**Stated task**: Leave out any pictures and transcribe all other data below exactly.

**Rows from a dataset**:
------------------------------------------------------------

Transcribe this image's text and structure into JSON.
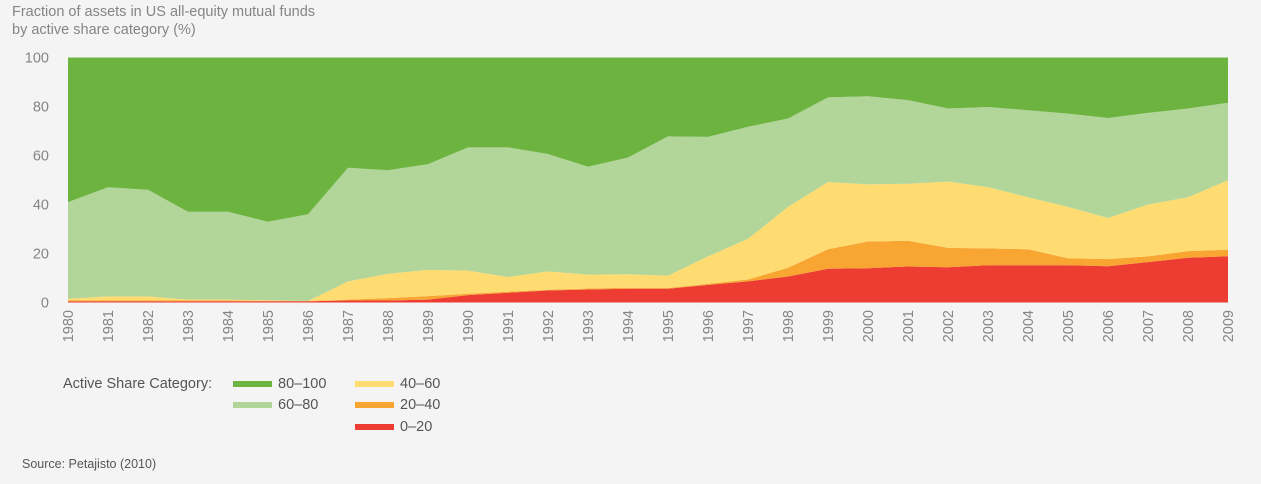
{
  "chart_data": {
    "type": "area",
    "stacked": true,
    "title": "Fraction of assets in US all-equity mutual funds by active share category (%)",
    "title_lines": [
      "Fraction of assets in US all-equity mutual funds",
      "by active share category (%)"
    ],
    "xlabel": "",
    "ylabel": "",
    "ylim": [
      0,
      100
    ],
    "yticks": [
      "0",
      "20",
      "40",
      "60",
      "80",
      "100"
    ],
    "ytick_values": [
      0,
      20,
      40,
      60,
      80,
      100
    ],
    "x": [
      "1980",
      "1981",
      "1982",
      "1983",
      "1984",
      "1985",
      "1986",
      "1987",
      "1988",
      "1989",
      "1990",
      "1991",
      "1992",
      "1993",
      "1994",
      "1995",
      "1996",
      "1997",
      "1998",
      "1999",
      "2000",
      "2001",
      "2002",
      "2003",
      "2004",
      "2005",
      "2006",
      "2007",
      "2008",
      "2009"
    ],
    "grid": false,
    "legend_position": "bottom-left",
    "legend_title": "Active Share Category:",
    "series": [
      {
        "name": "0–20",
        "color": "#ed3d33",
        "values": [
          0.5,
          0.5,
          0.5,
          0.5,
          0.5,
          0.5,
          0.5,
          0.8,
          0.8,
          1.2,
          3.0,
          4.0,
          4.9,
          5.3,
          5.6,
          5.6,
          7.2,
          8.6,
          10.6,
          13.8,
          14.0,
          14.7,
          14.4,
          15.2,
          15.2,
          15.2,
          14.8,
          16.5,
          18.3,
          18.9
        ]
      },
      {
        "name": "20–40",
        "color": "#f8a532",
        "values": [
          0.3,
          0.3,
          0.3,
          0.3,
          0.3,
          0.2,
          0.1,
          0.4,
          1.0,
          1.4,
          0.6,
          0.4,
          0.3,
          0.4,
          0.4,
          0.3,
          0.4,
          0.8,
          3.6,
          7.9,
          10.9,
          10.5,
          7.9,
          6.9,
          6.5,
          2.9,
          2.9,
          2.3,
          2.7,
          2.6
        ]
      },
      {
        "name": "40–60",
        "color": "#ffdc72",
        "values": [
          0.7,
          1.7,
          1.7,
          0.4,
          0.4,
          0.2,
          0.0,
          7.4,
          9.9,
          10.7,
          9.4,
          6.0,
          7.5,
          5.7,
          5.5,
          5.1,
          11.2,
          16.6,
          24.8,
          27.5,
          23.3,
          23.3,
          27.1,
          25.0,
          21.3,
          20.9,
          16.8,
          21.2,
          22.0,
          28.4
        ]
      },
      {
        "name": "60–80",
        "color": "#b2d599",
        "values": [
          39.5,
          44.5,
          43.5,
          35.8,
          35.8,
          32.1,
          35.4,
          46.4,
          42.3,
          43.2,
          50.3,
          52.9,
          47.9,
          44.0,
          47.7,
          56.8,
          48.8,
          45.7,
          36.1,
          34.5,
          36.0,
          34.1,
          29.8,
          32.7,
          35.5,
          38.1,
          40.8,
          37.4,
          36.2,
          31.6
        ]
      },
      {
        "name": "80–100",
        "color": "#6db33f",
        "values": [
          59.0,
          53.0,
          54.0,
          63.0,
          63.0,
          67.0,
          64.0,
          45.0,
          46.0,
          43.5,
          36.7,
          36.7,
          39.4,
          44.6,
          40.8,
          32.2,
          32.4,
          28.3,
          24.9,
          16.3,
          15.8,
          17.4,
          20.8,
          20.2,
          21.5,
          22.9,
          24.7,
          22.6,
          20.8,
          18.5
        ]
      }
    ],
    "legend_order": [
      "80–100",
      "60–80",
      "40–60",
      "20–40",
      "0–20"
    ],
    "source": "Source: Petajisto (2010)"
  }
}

------------------------------------------------------------

**Reply**:
Transcribe this image's text and structure into JSON.
{
  "chart_data": {
    "type": "area",
    "stacked": true,
    "title": "Fraction of assets in US all-equity mutual funds by active share category (%)",
    "title_lines": [
      "Fraction of assets in US all-equity mutual funds",
      "by active share category (%)"
    ],
    "xlabel": "",
    "ylabel": "",
    "ylim": [
      0,
      100
    ],
    "yticks": [
      "0",
      "20",
      "40",
      "60",
      "80",
      "100"
    ],
    "ytick_values": [
      0,
      20,
      40,
      60,
      80,
      100
    ],
    "x": [
      "1980",
      "1981",
      "1982",
      "1983",
      "1984",
      "1985",
      "1986",
      "1987",
      "1988",
      "1989",
      "1990",
      "1991",
      "1992",
      "1993",
      "1994",
      "1995",
      "1996",
      "1997",
      "1998",
      "1999",
      "2000",
      "2001",
      "2002",
      "2003",
      "2004",
      "2005",
      "2006",
      "2007",
      "2008",
      "2009"
    ],
    "grid": false,
    "legend_position": "bottom-left",
    "legend_title": "Active Share Category:",
    "series": [
      {
        "name": "0–20",
        "color": "#ed3d33",
        "values": [
          0.5,
          0.5,
          0.5,
          0.5,
          0.5,
          0.5,
          0.5,
          0.8,
          0.8,
          1.2,
          3.0,
          4.0,
          4.9,
          5.3,
          5.6,
          5.6,
          7.2,
          8.6,
          10.6,
          13.8,
          14.0,
          14.7,
          14.4,
          15.2,
          15.2,
          15.2,
          14.8,
          16.5,
          18.3,
          18.9
        ]
      },
      {
        "name": "20–40",
        "color": "#f8a532",
        "values": [
          0.3,
          0.3,
          0.3,
          0.3,
          0.3,
          0.2,
          0.1,
          0.4,
          1.0,
          1.4,
          0.6,
          0.4,
          0.3,
          0.4,
          0.4,
          0.3,
          0.4,
          0.8,
          3.6,
          7.9,
          10.9,
          10.5,
          7.9,
          6.9,
          6.5,
          2.9,
          2.9,
          2.3,
          2.7,
          2.6
        ]
      },
      {
        "name": "40–60",
        "color": "#ffdc72",
        "values": [
          0.7,
          1.7,
          1.7,
          0.4,
          0.4,
          0.2,
          0.0,
          7.4,
          9.9,
          10.7,
          9.4,
          6.0,
          7.5,
          5.7,
          5.5,
          5.1,
          11.2,
          16.6,
          24.8,
          27.5,
          23.3,
          23.3,
          27.1,
          25.0,
          21.3,
          20.9,
          16.8,
          21.2,
          22.0,
          28.4
        ]
      },
      {
        "name": "60–80",
        "color": "#b2d599",
        "values": [
          39.5,
          44.5,
          43.5,
          35.8,
          35.8,
          32.1,
          35.4,
          46.4,
          42.3,
          43.2,
          50.3,
          52.9,
          47.9,
          44.0,
          47.7,
          56.8,
          48.8,
          45.7,
          36.1,
          34.5,
          36.0,
          34.1,
          29.8,
          32.7,
          35.5,
          38.1,
          40.8,
          37.4,
          36.2,
          31.6
        ]
      },
      {
        "name": "80–100",
        "color": "#6db33f",
        "values": [
          59.0,
          53.0,
          54.0,
          63.0,
          63.0,
          67.0,
          64.0,
          45.0,
          46.0,
          43.5,
          36.7,
          36.7,
          39.4,
          44.6,
          40.8,
          32.2,
          32.4,
          28.3,
          24.9,
          16.3,
          15.8,
          17.4,
          20.8,
          20.2,
          21.5,
          22.9,
          24.7,
          22.6,
          20.8,
          18.5
        ]
      }
    ],
    "legend_order": [
      "80–100",
      "60–80",
      "40–60",
      "20–40",
      "0–20"
    ],
    "source": "Source: Petajisto (2010)"
  }
}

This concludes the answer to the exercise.